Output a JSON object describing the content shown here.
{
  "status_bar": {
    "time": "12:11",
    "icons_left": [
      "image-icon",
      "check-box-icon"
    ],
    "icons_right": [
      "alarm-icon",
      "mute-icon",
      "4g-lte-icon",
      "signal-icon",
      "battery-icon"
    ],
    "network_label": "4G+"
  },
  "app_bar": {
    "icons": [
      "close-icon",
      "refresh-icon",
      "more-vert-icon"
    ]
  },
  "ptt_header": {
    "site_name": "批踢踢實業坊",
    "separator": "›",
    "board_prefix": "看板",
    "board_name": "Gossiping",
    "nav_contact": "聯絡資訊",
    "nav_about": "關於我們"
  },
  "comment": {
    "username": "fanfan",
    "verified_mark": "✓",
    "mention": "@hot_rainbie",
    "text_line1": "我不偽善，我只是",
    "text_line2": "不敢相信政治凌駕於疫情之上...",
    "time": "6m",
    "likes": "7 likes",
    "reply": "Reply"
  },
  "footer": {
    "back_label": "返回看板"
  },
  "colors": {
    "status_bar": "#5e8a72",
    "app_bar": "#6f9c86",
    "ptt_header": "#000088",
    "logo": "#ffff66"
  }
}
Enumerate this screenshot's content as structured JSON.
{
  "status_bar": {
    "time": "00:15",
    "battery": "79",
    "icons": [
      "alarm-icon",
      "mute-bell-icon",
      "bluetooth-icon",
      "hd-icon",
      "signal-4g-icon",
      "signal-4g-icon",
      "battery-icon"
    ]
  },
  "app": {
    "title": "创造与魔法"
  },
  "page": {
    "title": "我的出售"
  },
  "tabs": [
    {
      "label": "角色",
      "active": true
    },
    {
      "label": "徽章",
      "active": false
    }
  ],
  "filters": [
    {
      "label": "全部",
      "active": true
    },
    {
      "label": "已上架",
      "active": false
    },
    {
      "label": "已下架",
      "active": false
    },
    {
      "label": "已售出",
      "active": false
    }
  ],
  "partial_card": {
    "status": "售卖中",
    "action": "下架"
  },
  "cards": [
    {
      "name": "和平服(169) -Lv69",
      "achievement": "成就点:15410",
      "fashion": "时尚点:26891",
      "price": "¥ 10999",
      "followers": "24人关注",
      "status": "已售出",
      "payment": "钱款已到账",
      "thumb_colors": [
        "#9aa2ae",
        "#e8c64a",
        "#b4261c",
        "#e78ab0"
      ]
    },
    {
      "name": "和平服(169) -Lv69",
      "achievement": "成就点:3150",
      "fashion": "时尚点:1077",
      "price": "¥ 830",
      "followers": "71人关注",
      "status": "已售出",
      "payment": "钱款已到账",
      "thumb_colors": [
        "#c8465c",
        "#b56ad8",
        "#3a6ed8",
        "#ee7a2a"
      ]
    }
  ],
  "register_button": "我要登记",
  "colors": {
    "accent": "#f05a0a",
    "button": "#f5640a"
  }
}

» Task prompt
Each record above should be restated word for word.

» Complete output
Output a JSON object describing the content shown here.
{
  "status_bar": {
    "time": "12:11",
    "icons_left": [
      "image-icon",
      "check-box-icon"
    ],
    "icons_right": [
      "alarm-icon",
      "mute-icon",
      "4g-lte-icon",
      "signal-icon",
      "battery-icon"
    ],
    "network_label": "4G+"
  },
  "app_bar": {
    "icons": [
      "close-icon",
      "refresh-icon",
      "more-vert-icon"
    ]
  },
  "ptt_header": {
    "site_name": "批踢踢實業坊",
    "separator": "›",
    "board_prefix": "看板",
    "board_name": "Gossiping",
    "nav_contact": "聯絡資訊",
    "nav_about": "關於我們"
  },
  "comment": {
    "username": "fanfan",
    "verified_mark": "✓",
    "mention": "@hot_rainbie",
    "text_line1": "我不偽善，我只是",
    "text_line2": "不敢相信政治凌駕於疫情之上...",
    "time": "6m",
    "likes": "7 likes",
    "reply": "Reply"
  },
  "footer": {
    "back_label": "返回看板"
  },
  "colors": {
    "status_bar": "#5e8a72",
    "app_bar": "#6f9c86",
    "ptt_header": "#000088",
    "logo": "#ffff66"
  }
}
Enumerate this screenshot's content as structured JSON.
{
  "status_bar": {
    "time": "00:15",
    "battery": "79",
    "icons": [
      "alarm-icon",
      "mute-bell-icon",
      "bluetooth-icon",
      "hd-icon",
      "signal-4g-icon",
      "signal-4g-icon",
      "battery-icon"
    ]
  },
  "app": {
    "title": "创造与魔法"
  },
  "page": {
    "title": "我的出售"
  },
  "tabs": [
    {
      "label": "角色",
      "active": true
    },
    {
      "label": "徽章",
      "active": false
    }
  ],
  "filters": [
    {
      "label": "全部",
      "active": true
    },
    {
      "label": "已上架",
      "active": false
    },
    {
      "label": "已下架",
      "active": false
    },
    {
      "label": "已售出",
      "active": false
    }
  ],
  "partial_card": {
    "status": "售卖中",
    "action": "下架"
  },
  "cards": [
    {
      "name": "和平服(169) -Lv69",
      "achievement": "成就点:15410",
      "fashion": "时尚点:26891",
      "price": "¥ 10999",
      "followers": "24人关注",
      "status": "已售出",
      "payment": "钱款已到账",
      "thumb_colors": [
        "#9aa2ae",
        "#e8c64a",
        "#b4261c",
        "#e78ab0"
      ]
    },
    {
      "name": "和平服(169) -Lv69",
      "achievement": "成就点:3150",
      "fashion": "时尚点:1077",
      "price": "¥ 830",
      "followers": "71人关注",
      "status": "已售出",
      "payment": "钱款已到账",
      "thumb_colors": [
        "#c8465c",
        "#b56ad8",
        "#3a6ed8",
        "#ee7a2a"
      ]
    }
  ],
  "register_button": "我要登记",
  "colors": {
    "accent": "#f05a0a",
    "button": "#f5640a"
  }
}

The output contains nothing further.